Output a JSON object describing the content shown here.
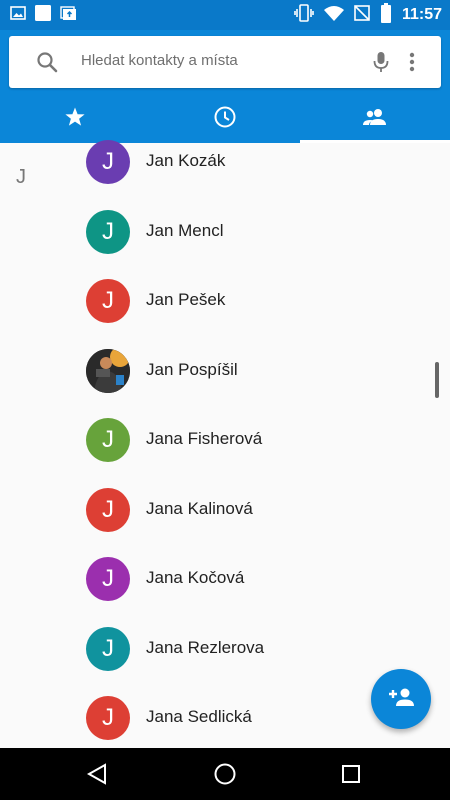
{
  "status_bar": {
    "time": "11:57",
    "icons": [
      "image-icon",
      "square-notification-icon",
      "photo-upload-icon",
      "vibrate-icon",
      "wifi-icon",
      "no-sim-icon",
      "battery-icon"
    ]
  },
  "search": {
    "placeholder": "Hledat kontakty a místa",
    "icons": [
      "search-icon",
      "microphone-icon",
      "more-vert-icon"
    ]
  },
  "tabs": [
    {
      "icon": "star-icon",
      "active": false
    },
    {
      "icon": "clock-icon",
      "active": false
    },
    {
      "icon": "contacts-icon",
      "active": true
    }
  ],
  "list": {
    "section_letter": "J",
    "contacts": [
      {
        "name": "Jan Kozák",
        "initial": "J",
        "color": "#6a3db1"
      },
      {
        "name": "Jan Mencl",
        "initial": "J",
        "color": "#0e9585"
      },
      {
        "name": "Jan Pešek",
        "initial": "J",
        "color": "#dd3f34"
      },
      {
        "name": "Jan Pospíšil",
        "initial": "",
        "color": "#1d1d1d",
        "photo": true
      },
      {
        "name": "Jana Fisherová",
        "initial": "J",
        "color": "#67a33b"
      },
      {
        "name": "Jana Kalinová",
        "initial": "J",
        "color": "#dd3f34"
      },
      {
        "name": "Jana Kočová",
        "initial": "J",
        "color": "#9b2fae"
      },
      {
        "name": "Jana Rezlerova",
        "initial": "J",
        "color": "#10939e"
      },
      {
        "name": "Jana Sedlická",
        "initial": "J",
        "color": "#dd3f34"
      }
    ]
  },
  "fab": {
    "icon": "add-contact-icon"
  },
  "nav": {
    "icons": [
      "back-icon",
      "home-icon",
      "recents-icon"
    ]
  },
  "colors": {
    "primary": "#0b86d8",
    "status_bar": "#0a79c9"
  }
}
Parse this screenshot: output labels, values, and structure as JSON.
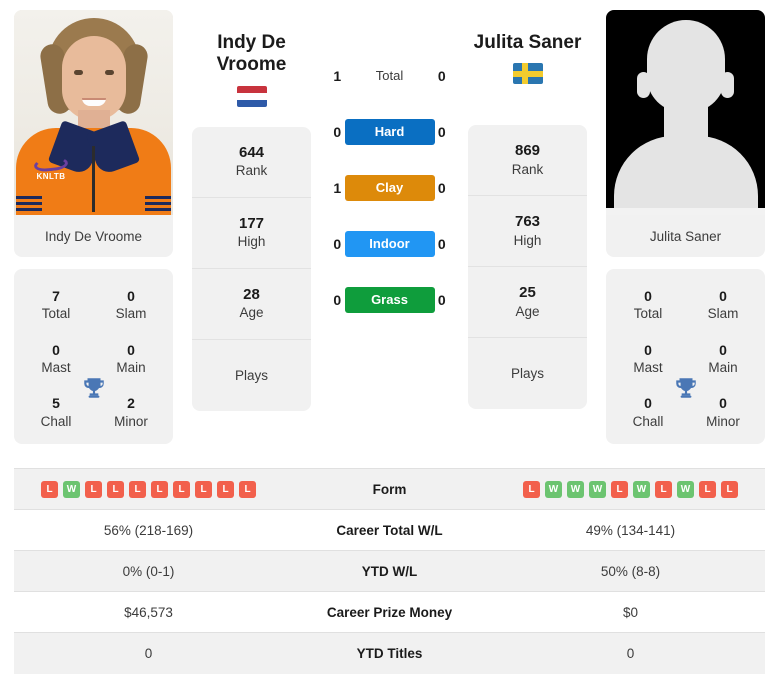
{
  "players": {
    "left": {
      "name": "Indy De Vroome",
      "name_line1": "Indy De",
      "name_line2": "Vroome",
      "country_code": "NL",
      "photo_alt": "Indy De Vroome headshot",
      "stats": [
        {
          "value": "644",
          "label": "Rank"
        },
        {
          "value": "177",
          "label": "High"
        },
        {
          "value": "28",
          "label": "Age"
        },
        {
          "value": "",
          "label": "Plays"
        }
      ],
      "titles": [
        {
          "value": "7",
          "label": "Total"
        },
        {
          "value": "0",
          "label": "Slam"
        },
        {
          "value": "0",
          "label": "Mast"
        },
        {
          "value": "0",
          "label": "Main"
        },
        {
          "value": "5",
          "label": "Chall"
        },
        {
          "value": "2",
          "label": "Minor"
        }
      ],
      "form": [
        "L",
        "W",
        "L",
        "L",
        "L",
        "L",
        "L",
        "L",
        "L",
        "L"
      ],
      "career_total_wl": "56% (218-169)",
      "ytd_wl": "0% (0-1)",
      "career_prize_money": "$46,573",
      "ytd_titles": "0"
    },
    "right": {
      "name": "Julita Saner",
      "name_line1": "Julita Saner",
      "name_line2": "",
      "country_code": "SE",
      "photo_alt": "Julita Saner placeholder silhouette",
      "stats": [
        {
          "value": "869",
          "label": "Rank"
        },
        {
          "value": "763",
          "label": "High"
        },
        {
          "value": "25",
          "label": "Age"
        },
        {
          "value": "",
          "label": "Plays"
        }
      ],
      "titles": [
        {
          "value": "0",
          "label": "Total"
        },
        {
          "value": "0",
          "label": "Slam"
        },
        {
          "value": "0",
          "label": "Mast"
        },
        {
          "value": "0",
          "label": "Main"
        },
        {
          "value": "0",
          "label": "Chall"
        },
        {
          "value": "0",
          "label": "Minor"
        }
      ],
      "form": [
        "L",
        "W",
        "W",
        "W",
        "L",
        "W",
        "L",
        "W",
        "L",
        "L"
      ],
      "career_total_wl": "49% (134-141)",
      "ytd_wl": "50% (8-8)",
      "career_prize_money": "$0",
      "ytd_titles": "0"
    }
  },
  "head_to_head": [
    {
      "label": "Total",
      "left": "1",
      "right": "0",
      "color": ""
    },
    {
      "label": "Hard",
      "left": "0",
      "right": "0",
      "color": "#0a6fc2"
    },
    {
      "label": "Clay",
      "left": "1",
      "right": "0",
      "color": "#dd8a0a"
    },
    {
      "label": "Indoor",
      "left": "0",
      "right": "0",
      "color": "#2196f3"
    },
    {
      "label": "Grass",
      "left": "0",
      "right": "0",
      "color": "#0f9d3c"
    }
  ],
  "table": {
    "rows": [
      {
        "label": "Form",
        "type": "form"
      },
      {
        "label": "Career Total W/L",
        "type": "text",
        "key": "career_total_wl"
      },
      {
        "label": "YTD W/L",
        "type": "text",
        "key": "ytd_wl"
      },
      {
        "label": "Career Prize Money",
        "type": "text",
        "key": "career_prize_money"
      },
      {
        "label": "YTD Titles",
        "type": "text",
        "key": "ytd_titles"
      }
    ]
  },
  "colors": {
    "win": "#6cc470",
    "loss": "#f2604c",
    "card_bg": "#f1f1f1",
    "trophy": "#4a77b5"
  },
  "icons": {
    "trophy": "trophy-icon",
    "flag_left": "flag-netherlands-icon",
    "flag_right": "flag-sweden-icon"
  }
}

--------------------

GIVEN REQUEST | Every entry must be reproduced exactly, with the images left out.

EXERCISE OUTPUT |
Output a JSON object describing the content shown here.
{
  "status_bar": {
    "time": "11:57",
    "icons": [
      "image-icon",
      "square-notification-icon",
      "photo-upload-icon",
      "vibrate-icon",
      "wifi-icon",
      "no-sim-icon",
      "battery-icon"
    ]
  },
  "search": {
    "placeholder": "Hledat kontakty a místa",
    "icons": [
      "search-icon",
      "microphone-icon",
      "more-vert-icon"
    ]
  },
  "tabs": [
    {
      "icon": "star-icon",
      "active": false
    },
    {
      "icon": "clock-icon",
      "active": false
    },
    {
      "icon": "contacts-icon",
      "active": true
    }
  ],
  "list": {
    "section_letter": "J",
    "contacts": [
      {
        "name": "Jan Kozák",
        "initial": "J",
        "color": "#6a3db1"
      },
      {
        "name": "Jan Mencl",
        "initial": "J",
        "color": "#0e9585"
      },
      {
        "name": "Jan Pešek",
        "initial": "J",
        "color": "#dd3f34"
      },
      {
        "name": "Jan Pospíšil",
        "initial": "",
        "color": "#1d1d1d",
        "photo": true
      },
      {
        "name": "Jana Fisherová",
        "initial": "J",
        "color": "#67a33b"
      },
      {
        "name": "Jana Kalinová",
        "initial": "J",
        "color": "#dd3f34"
      },
      {
        "name": "Jana Kočová",
        "initial": "J",
        "color": "#9b2fae"
      },
      {
        "name": "Jana Rezlerova",
        "initial": "J",
        "color": "#10939e"
      },
      {
        "name": "Jana Sedlická",
        "initial": "J",
        "color": "#dd3f34"
      }
    ]
  },
  "fab": {
    "icon": "add-contact-icon"
  },
  "nav": {
    "icons": [
      "back-icon",
      "home-icon",
      "recents-icon"
    ]
  },
  "colors": {
    "primary": "#0b86d8",
    "status_bar": "#0a79c9"
  }
}
Parse this screenshot: output labels, values, and structure as JSON.
{
  "players": {
    "left": {
      "name": "Indy De Vroome",
      "name_line1": "Indy De",
      "name_line2": "Vroome",
      "country_code": "NL",
      "photo_alt": "Indy De Vroome headshot",
      "stats": [
        {
          "value": "644",
          "label": "Rank"
        },
        {
          "value": "177",
          "label": "High"
        },
        {
          "value": "28",
          "label": "Age"
        },
        {
          "value": "",
          "label": "Plays"
        }
      ],
      "titles": [
        {
          "value": "7",
          "label": "Total"
        },
        {
          "value": "0",
          "label": "Slam"
        },
        {
          "value": "0",
          "label": "Mast"
        },
        {
          "value": "0",
          "label": "Main"
        },
        {
          "value": "5",
          "label": "Chall"
        },
        {
          "value": "2",
          "label": "Minor"
        }
      ],
      "form": [
        "L",
        "W",
        "L",
        "L",
        "L",
        "L",
        "L",
        "L",
        "L",
        "L"
      ],
      "career_total_wl": "56% (218-169)",
      "ytd_wl": "0% (0-1)",
      "career_prize_money": "$46,573",
      "ytd_titles": "0"
    },
    "right": {
      "name": "Julita Saner",
      "name_line1": "Julita Saner",
      "name_line2": "",
      "country_code": "SE",
      "photo_alt": "Julita Saner placeholder silhouette",
      "stats": [
        {
          "value": "869",
          "label": "Rank"
        },
        {
          "value": "763",
          "label": "High"
        },
        {
          "value": "25",
          "label": "Age"
        },
        {
          "value": "",
          "label": "Plays"
        }
      ],
      "titles": [
        {
          "value": "0",
          "label": "Total"
        },
        {
          "value": "0",
          "label": "Slam"
        },
        {
          "value": "0",
          "label": "Mast"
        },
        {
          "value": "0",
          "label": "Main"
        },
        {
          "value": "0",
          "label": "Chall"
        },
        {
          "value": "0",
          "label": "Minor"
        }
      ],
      "form": [
        "L",
        "W",
        "W",
        "W",
        "L",
        "W",
        "L",
        "W",
        "L",
        "L"
      ],
      "career_total_wl": "49% (134-141)",
      "ytd_wl": "50% (8-8)",
      "career_prize_money": "$0",
      "ytd_titles": "0"
    }
  },
  "head_to_head": [
    {
      "label": "Total",
      "left": "1",
      "right": "0",
      "color": ""
    },
    {
      "label": "Hard",
      "left": "0",
      "right": "0",
      "color": "#0a6fc2"
    },
    {
      "label": "Clay",
      "left": "1",
      "right": "0",
      "color": "#dd8a0a"
    },
    {
      "label": "Indoor",
      "left": "0",
      "right": "0",
      "color": "#2196f3"
    },
    {
      "label": "Grass",
      "left": "0",
      "right": "0",
      "color": "#0f9d3c"
    }
  ],
  "table": {
    "rows": [
      {
        "label": "Form",
        "type": "form"
      },
      {
        "label": "Career Total W/L",
        "type": "text",
        "key": "career_total_wl"
      },
      {
        "label": "YTD W/L",
        "type": "text",
        "key": "ytd_wl"
      },
      {
        "label": "Career Prize Money",
        "type": "text",
        "key": "career_prize_money"
      },
      {
        "label": "YTD Titles",
        "type": "text",
        "key": "ytd_titles"
      }
    ]
  },
  "colors": {
    "win": "#6cc470",
    "loss": "#f2604c",
    "card_bg": "#f1f1f1",
    "trophy": "#4a77b5"
  },
  "icons": {
    "trophy": "trophy-icon",
    "flag_left": "flag-netherlands-icon",
    "flag_right": "flag-sweden-icon"
  }
}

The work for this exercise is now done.